=== Short problem ===
Every line containing the word "вакцины" needs to be found and copied.

────────────────────

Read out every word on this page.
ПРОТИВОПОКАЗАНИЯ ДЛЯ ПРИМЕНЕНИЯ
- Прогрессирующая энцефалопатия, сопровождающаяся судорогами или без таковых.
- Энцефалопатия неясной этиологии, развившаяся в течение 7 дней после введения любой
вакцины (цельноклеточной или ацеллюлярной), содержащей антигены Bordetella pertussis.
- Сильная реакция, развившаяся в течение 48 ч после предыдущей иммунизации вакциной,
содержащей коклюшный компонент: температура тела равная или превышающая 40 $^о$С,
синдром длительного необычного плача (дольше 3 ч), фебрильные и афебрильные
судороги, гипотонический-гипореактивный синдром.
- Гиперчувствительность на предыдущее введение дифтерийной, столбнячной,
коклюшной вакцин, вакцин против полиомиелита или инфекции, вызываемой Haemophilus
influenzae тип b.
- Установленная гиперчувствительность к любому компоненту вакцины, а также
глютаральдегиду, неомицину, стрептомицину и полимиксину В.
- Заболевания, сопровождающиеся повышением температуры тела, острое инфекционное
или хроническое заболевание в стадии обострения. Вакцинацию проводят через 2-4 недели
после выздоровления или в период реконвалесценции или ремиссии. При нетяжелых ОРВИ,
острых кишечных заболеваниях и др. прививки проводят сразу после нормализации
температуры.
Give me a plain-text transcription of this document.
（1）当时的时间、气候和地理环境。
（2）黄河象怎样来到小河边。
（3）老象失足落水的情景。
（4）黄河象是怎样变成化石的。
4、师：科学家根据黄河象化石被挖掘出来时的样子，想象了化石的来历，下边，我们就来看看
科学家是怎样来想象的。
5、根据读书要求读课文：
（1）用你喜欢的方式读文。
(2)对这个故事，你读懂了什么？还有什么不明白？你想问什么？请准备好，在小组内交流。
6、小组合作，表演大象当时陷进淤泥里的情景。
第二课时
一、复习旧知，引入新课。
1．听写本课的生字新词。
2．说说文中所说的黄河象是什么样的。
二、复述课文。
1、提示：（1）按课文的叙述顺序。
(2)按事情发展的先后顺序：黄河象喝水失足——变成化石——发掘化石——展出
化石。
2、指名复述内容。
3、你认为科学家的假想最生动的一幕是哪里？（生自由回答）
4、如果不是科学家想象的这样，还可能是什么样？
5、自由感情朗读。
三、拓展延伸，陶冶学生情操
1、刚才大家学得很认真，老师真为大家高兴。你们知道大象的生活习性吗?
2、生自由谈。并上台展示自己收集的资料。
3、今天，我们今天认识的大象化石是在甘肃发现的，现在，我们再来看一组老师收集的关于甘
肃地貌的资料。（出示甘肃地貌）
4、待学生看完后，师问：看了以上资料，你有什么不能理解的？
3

────────────────────

=== Correct answer ===
вакцины (цельноклеточной или ацеллюлярной), содержащей антигены Bordetella pertussis.
- Установленная гиперчувствительность к любому компоненту вакцины, а также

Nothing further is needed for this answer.